-- start --

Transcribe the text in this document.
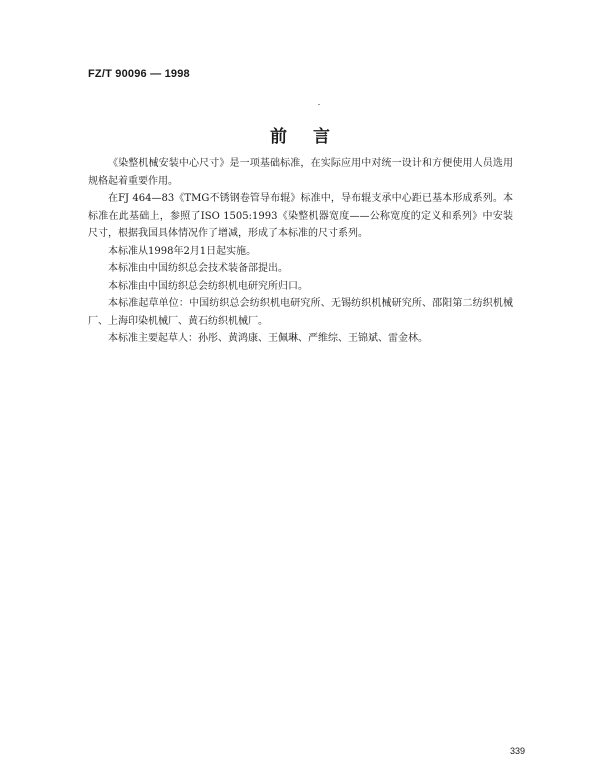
FZ/T 90096 — 1998
前言

《染整机械安装中心尺寸》是一项基础标准，在实际应用中对统一设计和方便使用人员选用规格起着重要作用。

在FJ 464—83《TMG不锈钢卷管导布辊》标准中，导布辊支承中心距已基本形成系列。本标准在此基础上，参照了ISO 1505:1993《染整机器宽度——公称宽度的定义和系列》中安装尺寸，根据我国具体情况作了增减，形成了本标准的尺寸系列。

本标准从1998年2月1日起实施。

本标准由中国纺织总会技术装备部提出。

本标准由中国纺织总会纺织机电研究所归口。

本标准起草单位：中国纺织总会纺织机电研究所、无锡纺织机械研究所、邵阳第二纺织机械厂、上海印染机械厂、黄石纺织机械厂。

本标准主要起草人：孙彤、黄鸿康、王佩琳、严维综、王锦斌、雷金林。

339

-- end --

TASK REQUIREMENTS:
Transcribe the records above exactly, leaving out every picture.

FINISHED EXERCISE:
Transcribe the text in this document.
FZ/T 90096 — 1998
前言

《染整机械安装中心尺寸》是一项基础标准，在实际应用中对统一设计和方便使用人员选用规格起着重要作用。

在FJ 464—83《TMG不锈钢卷管导布辊》标准中，导布辊支承中心距已基本形成系列。本标准在此基础上，参照了ISO 1505:1993《染整机器宽度——公称宽度的定义和系列》中安装尺寸，根据我国具体情况作了增减，形成了本标准的尺寸系列。

本标准从1998年2月1日起实施。

本标准由中国纺织总会技术装备部提出。

本标准由中国纺织总会纺织机电研究所归口。

本标准起草单位：中国纺织总会纺织机电研究所、无锡纺织机械研究所、邵阳第二纺织机械厂、上海印染机械厂、黄石纺织机械厂。

本标准主要起草人：孙彤、黄鸿康、王佩琳、严维综、王锦斌、雷金林。

339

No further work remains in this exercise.